-- BEGIN Listing --
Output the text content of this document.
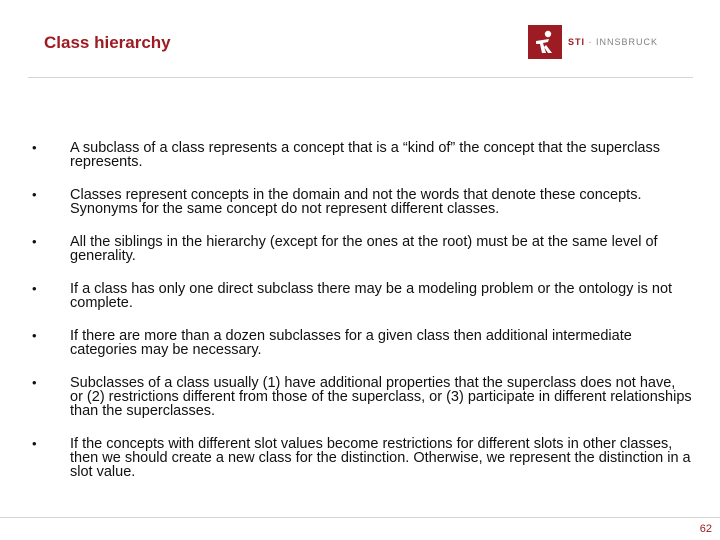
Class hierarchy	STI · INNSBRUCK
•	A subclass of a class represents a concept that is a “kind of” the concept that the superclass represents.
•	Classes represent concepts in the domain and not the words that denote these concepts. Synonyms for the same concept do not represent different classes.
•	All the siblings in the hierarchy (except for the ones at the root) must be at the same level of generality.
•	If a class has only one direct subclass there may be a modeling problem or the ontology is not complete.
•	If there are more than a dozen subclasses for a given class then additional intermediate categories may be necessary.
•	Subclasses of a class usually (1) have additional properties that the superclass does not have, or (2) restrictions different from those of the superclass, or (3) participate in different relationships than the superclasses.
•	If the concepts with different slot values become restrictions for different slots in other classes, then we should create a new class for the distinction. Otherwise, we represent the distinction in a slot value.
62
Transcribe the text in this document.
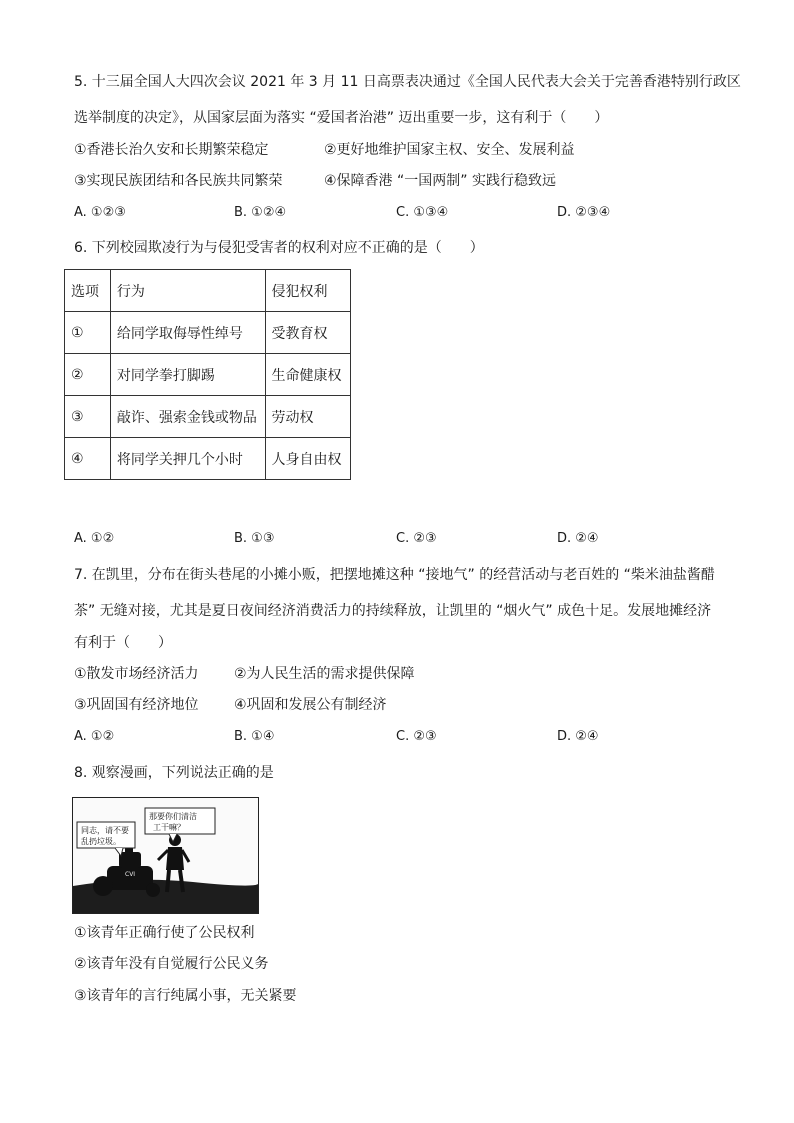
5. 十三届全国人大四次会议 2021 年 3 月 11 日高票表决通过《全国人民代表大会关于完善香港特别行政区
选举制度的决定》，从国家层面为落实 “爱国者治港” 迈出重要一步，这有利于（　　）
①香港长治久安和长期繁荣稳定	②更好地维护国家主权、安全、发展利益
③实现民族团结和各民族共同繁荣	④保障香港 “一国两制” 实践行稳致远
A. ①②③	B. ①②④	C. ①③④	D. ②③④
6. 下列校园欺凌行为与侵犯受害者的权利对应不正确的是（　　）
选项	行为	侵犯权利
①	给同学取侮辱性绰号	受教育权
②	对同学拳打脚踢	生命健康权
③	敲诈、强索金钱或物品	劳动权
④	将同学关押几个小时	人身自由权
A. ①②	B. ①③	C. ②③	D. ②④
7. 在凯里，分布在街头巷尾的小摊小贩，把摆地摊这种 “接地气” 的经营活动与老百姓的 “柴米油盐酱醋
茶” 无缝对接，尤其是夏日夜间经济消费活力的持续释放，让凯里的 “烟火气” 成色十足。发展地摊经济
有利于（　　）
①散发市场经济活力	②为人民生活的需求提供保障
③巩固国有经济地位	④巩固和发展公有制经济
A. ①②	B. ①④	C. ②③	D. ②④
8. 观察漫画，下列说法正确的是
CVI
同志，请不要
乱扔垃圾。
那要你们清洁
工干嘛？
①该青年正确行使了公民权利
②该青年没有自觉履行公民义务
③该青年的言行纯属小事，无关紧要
-- END Listing --
-- BEGIN Listing --
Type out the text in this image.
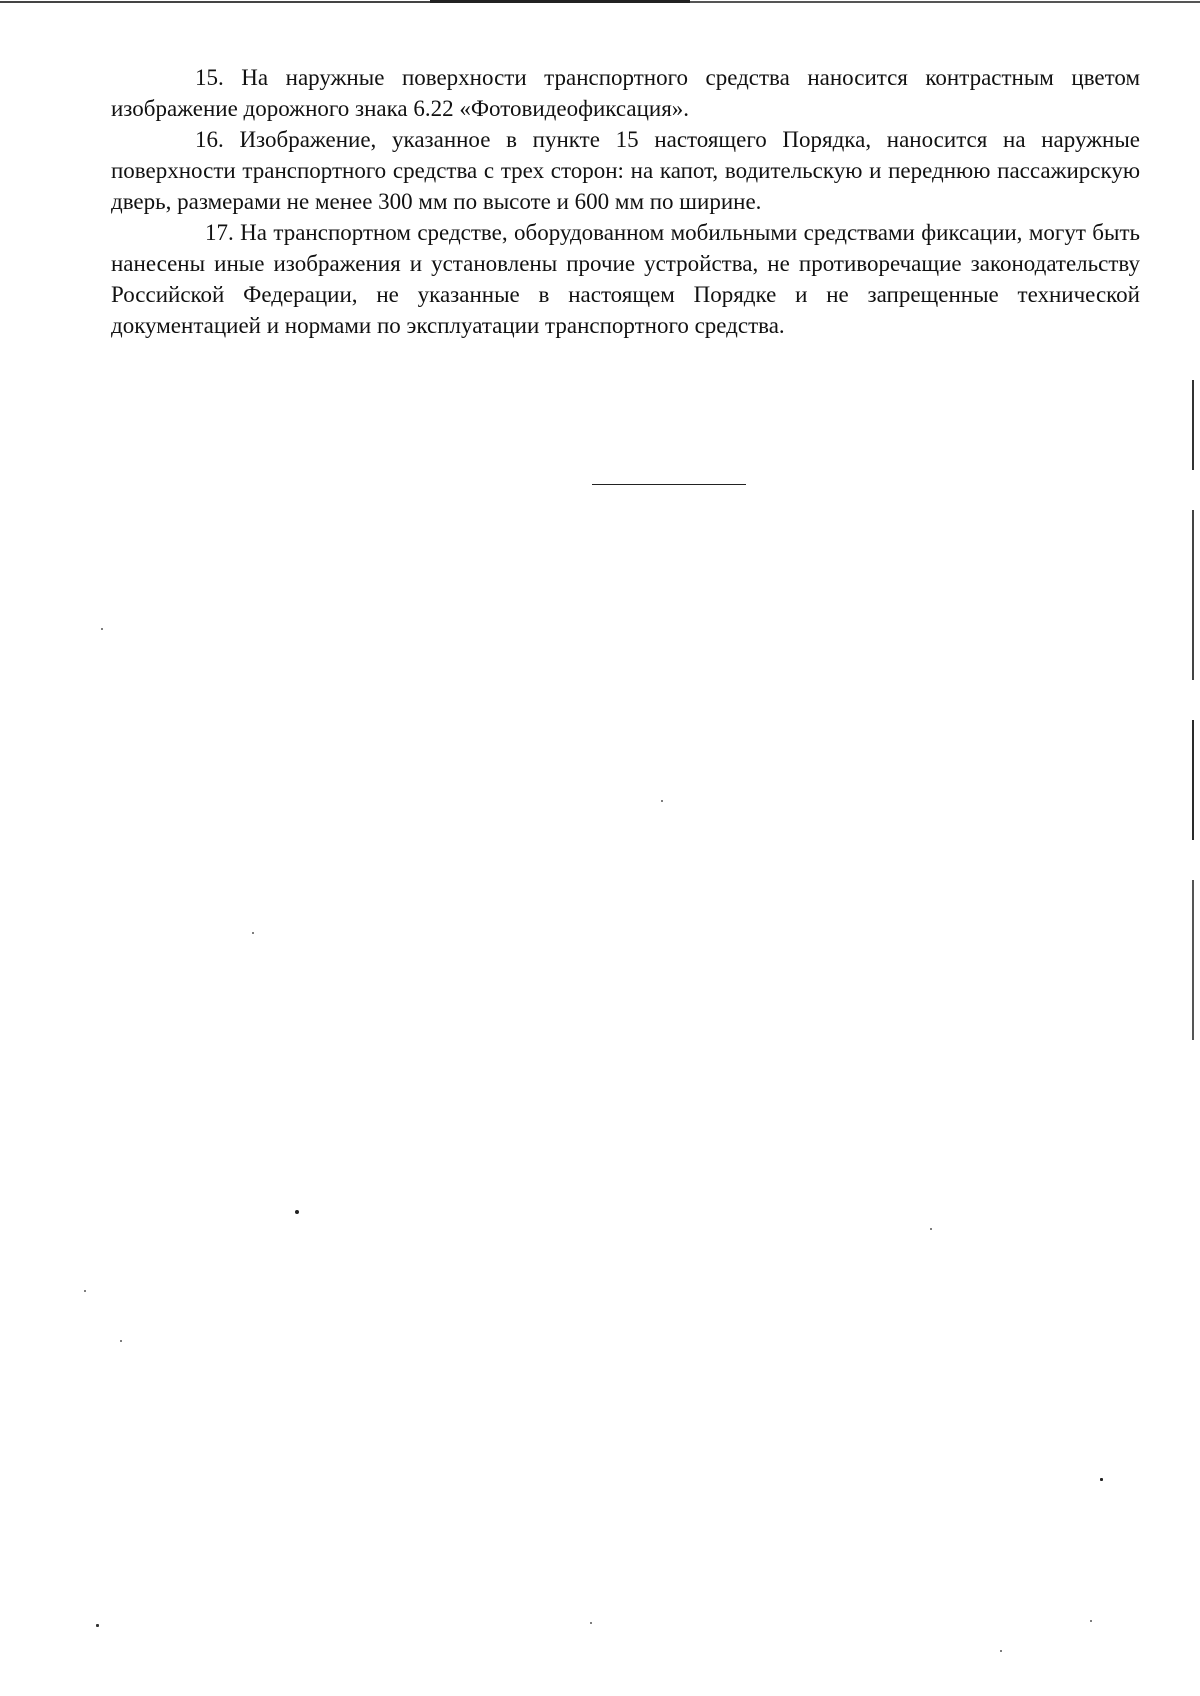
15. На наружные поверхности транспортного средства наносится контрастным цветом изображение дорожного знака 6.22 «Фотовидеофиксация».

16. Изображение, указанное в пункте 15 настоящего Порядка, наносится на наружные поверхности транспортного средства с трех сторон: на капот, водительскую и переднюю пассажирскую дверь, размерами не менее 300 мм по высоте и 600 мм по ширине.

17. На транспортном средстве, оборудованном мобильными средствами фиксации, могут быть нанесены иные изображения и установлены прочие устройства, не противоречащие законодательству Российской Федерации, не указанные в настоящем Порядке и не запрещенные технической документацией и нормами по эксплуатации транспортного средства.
-- END Listing --
# [Problem to solve]
Only the number is wanted: how many lines of the material above include the word "than"?

# [Answer to the task]
2